**GIVEN DATA**.
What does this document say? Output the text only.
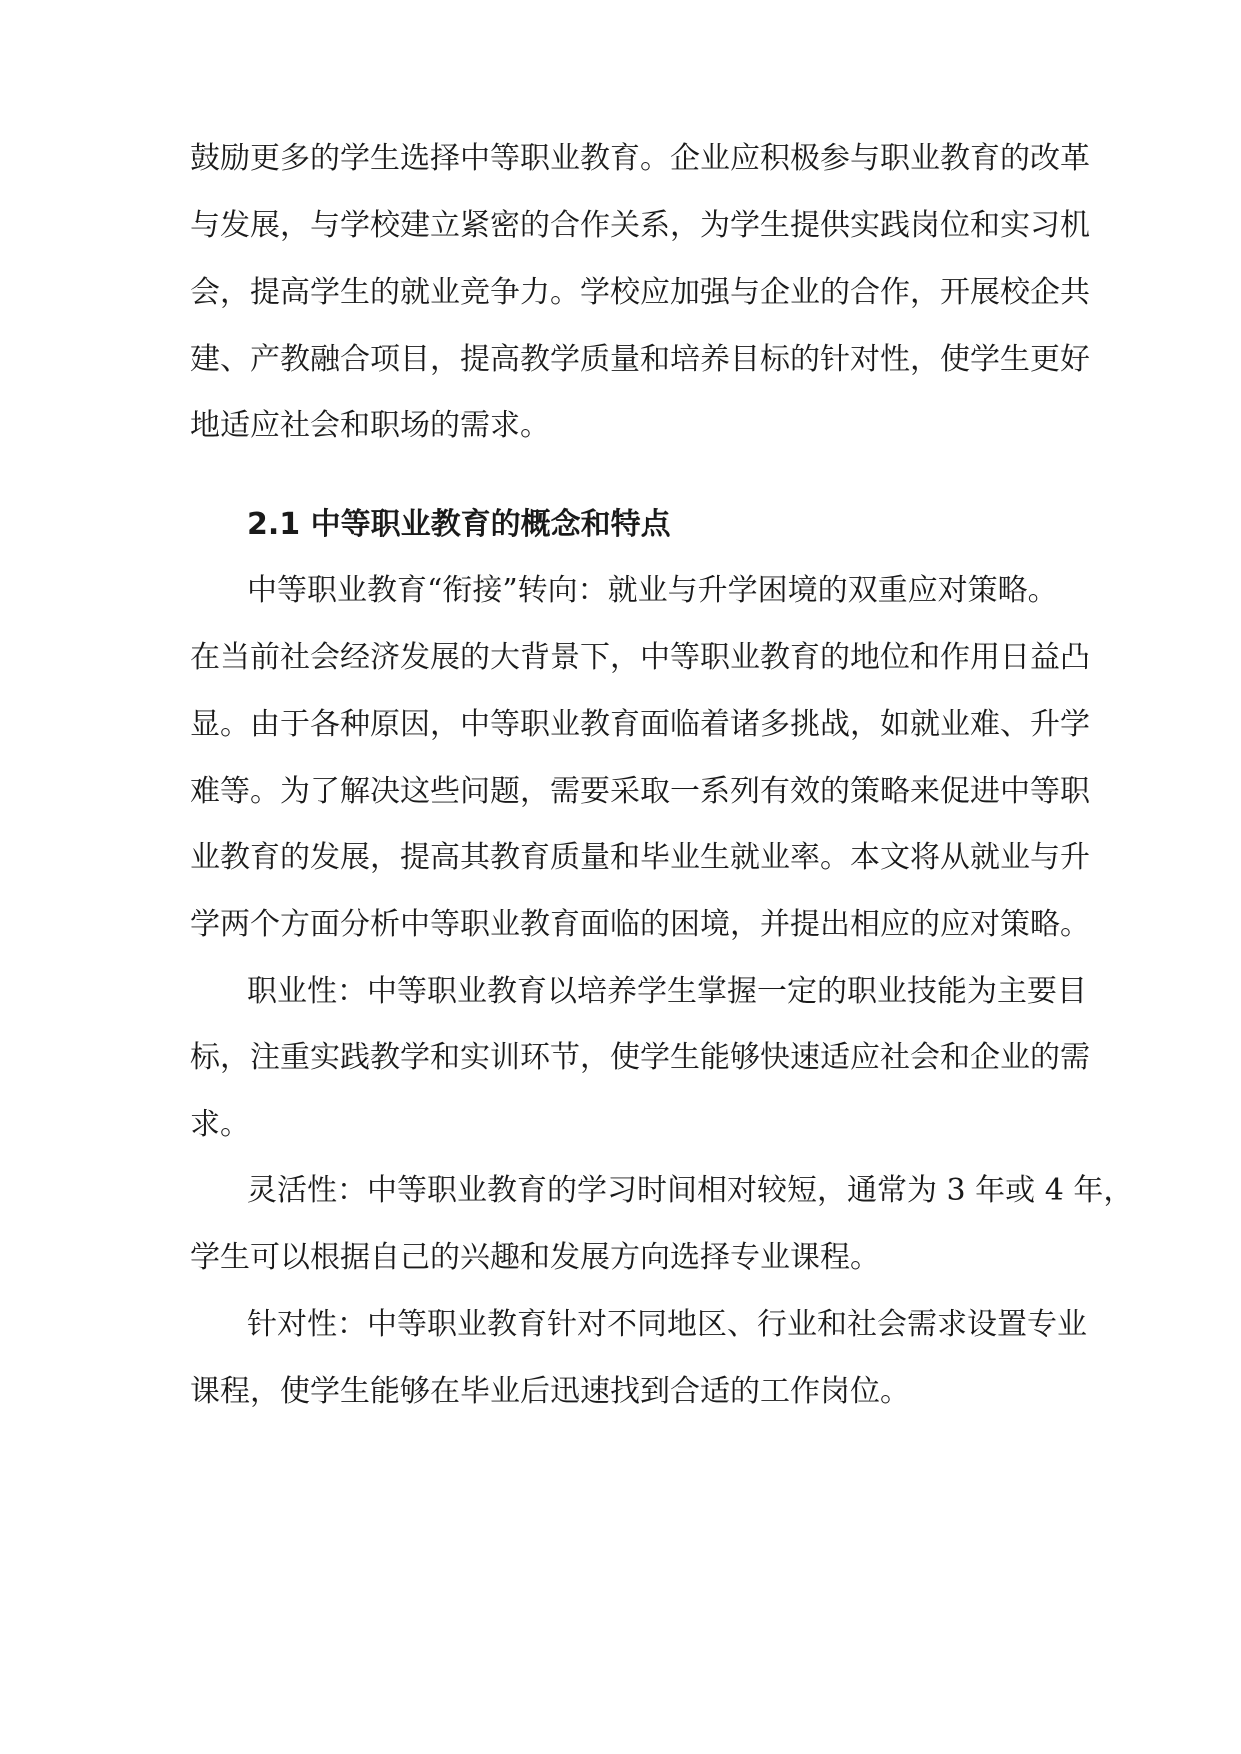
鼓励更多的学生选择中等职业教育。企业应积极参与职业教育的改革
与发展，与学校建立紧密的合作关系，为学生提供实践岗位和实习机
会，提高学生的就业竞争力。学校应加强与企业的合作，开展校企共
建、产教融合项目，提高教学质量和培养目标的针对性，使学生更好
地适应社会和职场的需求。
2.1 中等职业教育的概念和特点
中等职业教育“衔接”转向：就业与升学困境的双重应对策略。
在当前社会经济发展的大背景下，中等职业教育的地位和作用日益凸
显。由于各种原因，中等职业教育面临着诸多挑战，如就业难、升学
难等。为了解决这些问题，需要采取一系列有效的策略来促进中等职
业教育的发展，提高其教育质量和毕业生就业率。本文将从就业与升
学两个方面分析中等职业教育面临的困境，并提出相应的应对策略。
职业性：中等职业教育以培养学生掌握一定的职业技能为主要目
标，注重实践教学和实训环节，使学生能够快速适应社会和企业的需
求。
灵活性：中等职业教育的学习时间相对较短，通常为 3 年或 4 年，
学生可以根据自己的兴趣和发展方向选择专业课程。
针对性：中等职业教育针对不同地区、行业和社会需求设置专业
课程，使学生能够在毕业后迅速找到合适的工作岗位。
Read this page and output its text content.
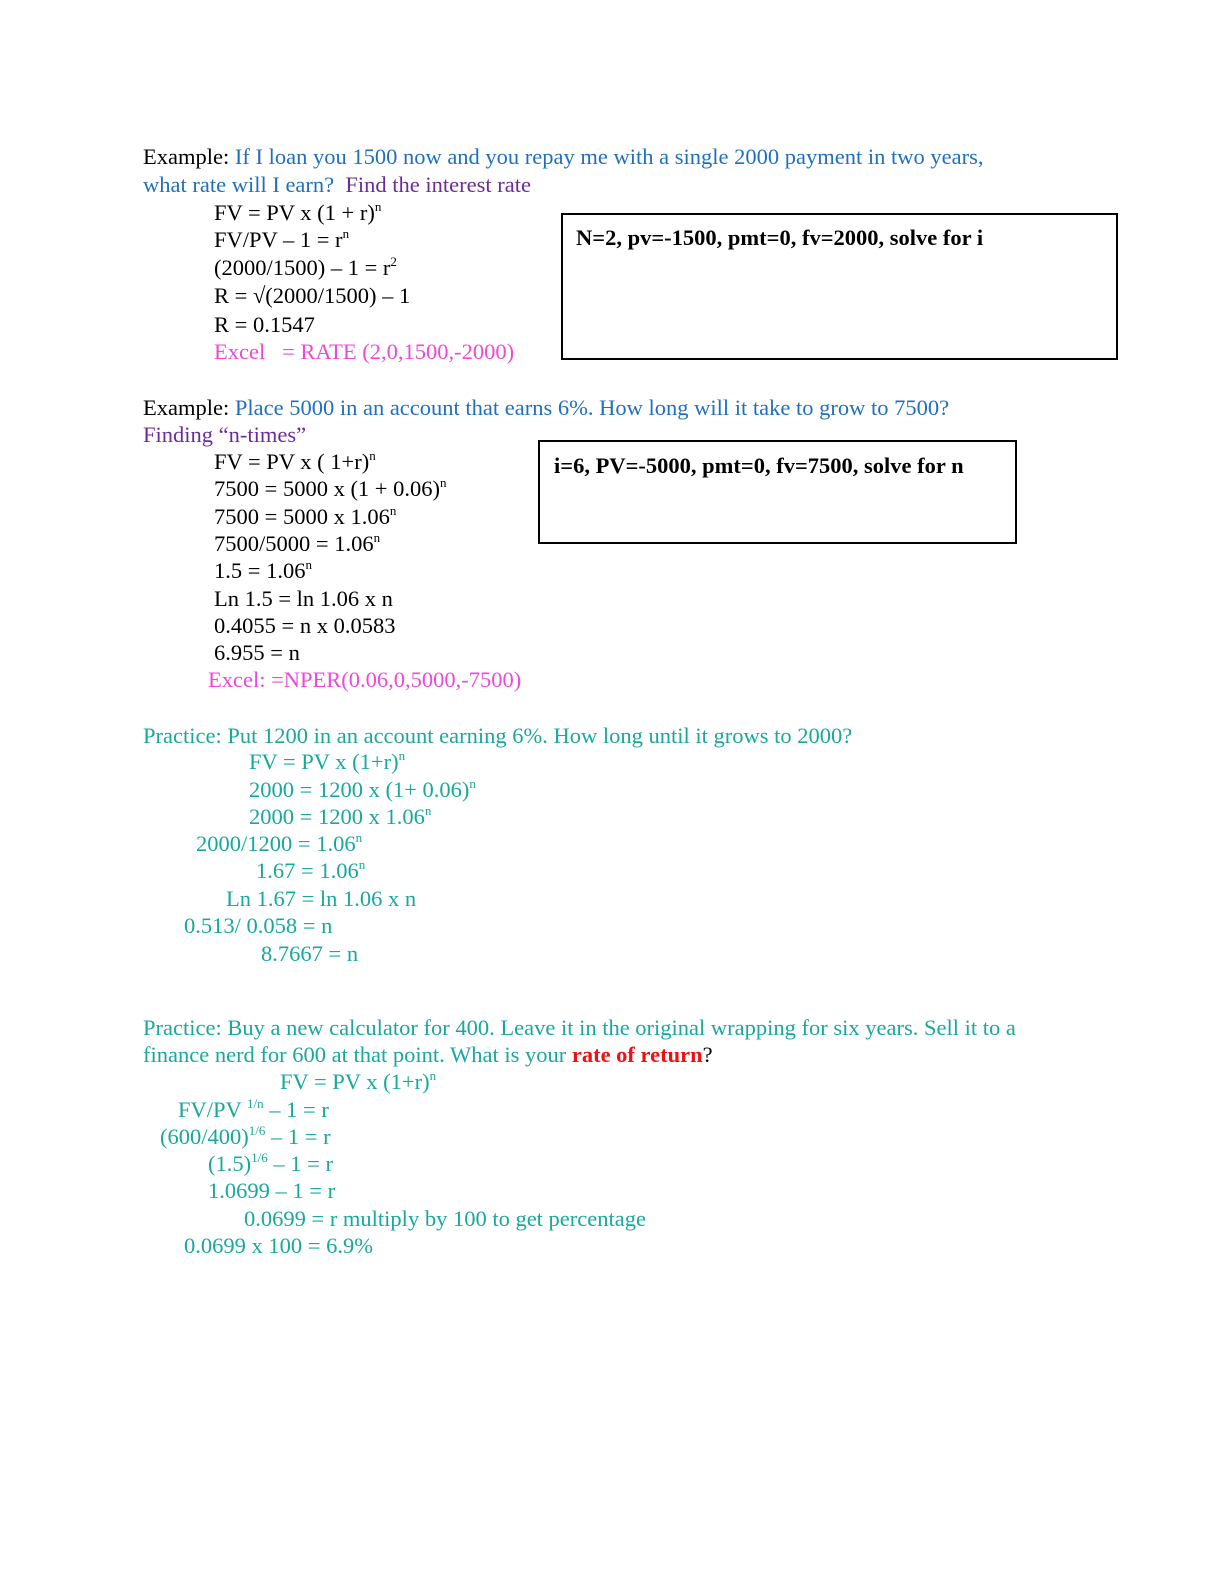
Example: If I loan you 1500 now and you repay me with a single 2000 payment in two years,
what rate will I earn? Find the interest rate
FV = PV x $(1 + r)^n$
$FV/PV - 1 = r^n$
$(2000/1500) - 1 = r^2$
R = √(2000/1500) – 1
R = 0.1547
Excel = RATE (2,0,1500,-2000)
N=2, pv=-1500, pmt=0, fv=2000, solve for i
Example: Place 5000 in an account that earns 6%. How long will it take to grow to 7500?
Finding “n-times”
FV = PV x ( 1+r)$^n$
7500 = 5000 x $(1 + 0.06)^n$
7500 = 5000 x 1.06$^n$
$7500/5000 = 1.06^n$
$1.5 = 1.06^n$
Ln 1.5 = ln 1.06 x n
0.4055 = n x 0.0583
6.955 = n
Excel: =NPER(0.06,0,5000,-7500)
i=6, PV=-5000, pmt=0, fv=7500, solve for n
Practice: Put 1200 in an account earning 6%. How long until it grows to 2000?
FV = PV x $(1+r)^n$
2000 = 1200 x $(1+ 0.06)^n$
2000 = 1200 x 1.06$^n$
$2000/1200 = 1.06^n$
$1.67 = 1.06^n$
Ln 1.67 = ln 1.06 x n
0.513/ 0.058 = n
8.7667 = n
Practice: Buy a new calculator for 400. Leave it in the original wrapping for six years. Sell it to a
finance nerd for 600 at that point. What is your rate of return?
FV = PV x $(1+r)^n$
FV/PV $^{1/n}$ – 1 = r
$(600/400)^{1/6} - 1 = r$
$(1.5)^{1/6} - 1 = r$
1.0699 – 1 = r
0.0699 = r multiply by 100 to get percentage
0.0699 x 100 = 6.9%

==

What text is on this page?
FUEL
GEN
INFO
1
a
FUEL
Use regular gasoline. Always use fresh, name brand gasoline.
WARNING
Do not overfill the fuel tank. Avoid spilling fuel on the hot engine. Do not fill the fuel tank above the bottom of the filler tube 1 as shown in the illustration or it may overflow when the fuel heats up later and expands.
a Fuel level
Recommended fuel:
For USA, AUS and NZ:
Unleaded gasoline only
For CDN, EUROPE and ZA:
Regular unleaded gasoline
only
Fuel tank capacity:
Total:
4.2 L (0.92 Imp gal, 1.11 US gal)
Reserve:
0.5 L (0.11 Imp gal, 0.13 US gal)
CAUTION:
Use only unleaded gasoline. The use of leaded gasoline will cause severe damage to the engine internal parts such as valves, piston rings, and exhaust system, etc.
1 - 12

---

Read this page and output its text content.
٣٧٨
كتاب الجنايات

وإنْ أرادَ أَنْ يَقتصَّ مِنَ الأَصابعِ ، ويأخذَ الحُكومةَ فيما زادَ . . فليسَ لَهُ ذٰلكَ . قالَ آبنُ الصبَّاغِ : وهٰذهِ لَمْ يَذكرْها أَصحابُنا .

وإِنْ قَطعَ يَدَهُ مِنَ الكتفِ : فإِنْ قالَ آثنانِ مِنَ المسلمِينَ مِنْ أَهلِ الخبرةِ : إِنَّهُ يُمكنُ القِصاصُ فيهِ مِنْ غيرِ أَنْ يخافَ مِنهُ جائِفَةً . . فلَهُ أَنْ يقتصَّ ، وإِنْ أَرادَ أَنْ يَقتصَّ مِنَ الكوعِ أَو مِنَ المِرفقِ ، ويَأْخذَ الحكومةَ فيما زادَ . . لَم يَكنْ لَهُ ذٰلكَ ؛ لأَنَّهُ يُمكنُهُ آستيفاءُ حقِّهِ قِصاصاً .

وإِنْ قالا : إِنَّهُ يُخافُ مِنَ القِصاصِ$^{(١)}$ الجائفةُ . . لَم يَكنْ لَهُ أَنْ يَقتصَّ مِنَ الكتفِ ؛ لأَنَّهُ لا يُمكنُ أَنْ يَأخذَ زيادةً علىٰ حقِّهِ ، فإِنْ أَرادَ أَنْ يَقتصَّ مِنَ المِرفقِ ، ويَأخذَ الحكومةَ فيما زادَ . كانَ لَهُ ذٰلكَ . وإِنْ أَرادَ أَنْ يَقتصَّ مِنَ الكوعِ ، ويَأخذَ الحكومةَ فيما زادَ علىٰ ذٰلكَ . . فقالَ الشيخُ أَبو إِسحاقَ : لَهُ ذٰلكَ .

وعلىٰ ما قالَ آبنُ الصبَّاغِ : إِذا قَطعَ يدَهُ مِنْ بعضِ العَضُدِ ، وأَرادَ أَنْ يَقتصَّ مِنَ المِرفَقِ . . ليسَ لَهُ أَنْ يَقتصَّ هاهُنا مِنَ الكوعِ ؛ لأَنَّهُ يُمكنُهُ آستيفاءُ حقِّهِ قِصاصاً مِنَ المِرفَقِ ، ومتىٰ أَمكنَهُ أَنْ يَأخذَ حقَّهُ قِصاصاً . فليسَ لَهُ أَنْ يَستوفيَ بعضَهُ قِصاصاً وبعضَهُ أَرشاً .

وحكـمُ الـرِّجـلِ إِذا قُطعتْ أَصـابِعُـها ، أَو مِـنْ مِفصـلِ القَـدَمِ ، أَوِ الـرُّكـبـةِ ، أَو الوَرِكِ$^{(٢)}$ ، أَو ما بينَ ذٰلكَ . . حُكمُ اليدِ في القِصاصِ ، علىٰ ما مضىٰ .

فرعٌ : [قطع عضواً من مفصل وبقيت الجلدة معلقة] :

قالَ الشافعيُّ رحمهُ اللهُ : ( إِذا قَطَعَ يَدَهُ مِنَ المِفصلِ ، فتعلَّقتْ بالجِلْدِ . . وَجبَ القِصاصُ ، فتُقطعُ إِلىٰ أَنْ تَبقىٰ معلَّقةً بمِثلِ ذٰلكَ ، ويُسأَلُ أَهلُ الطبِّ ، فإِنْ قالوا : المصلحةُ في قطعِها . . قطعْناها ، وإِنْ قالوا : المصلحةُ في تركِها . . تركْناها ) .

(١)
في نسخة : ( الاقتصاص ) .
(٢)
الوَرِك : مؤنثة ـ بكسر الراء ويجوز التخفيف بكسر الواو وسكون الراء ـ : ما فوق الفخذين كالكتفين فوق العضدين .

**TASK OBJECTIVE**.
Copy all lines from the entries that contain the word "engine".

**THE REPLY**.
Do not overfill the fuel tank. Avoid spilling fuel on the hot engine. Do not fill the fuel tank above the bottom of the filler tube 1 as shown in the illustration or it may overflow when the fuel heats up later and expands.
Use only unleaded gasoline. The use of leaded gasoline will cause severe damage to the engine internal parts such as valves, piston rings, and exhaust system, etc.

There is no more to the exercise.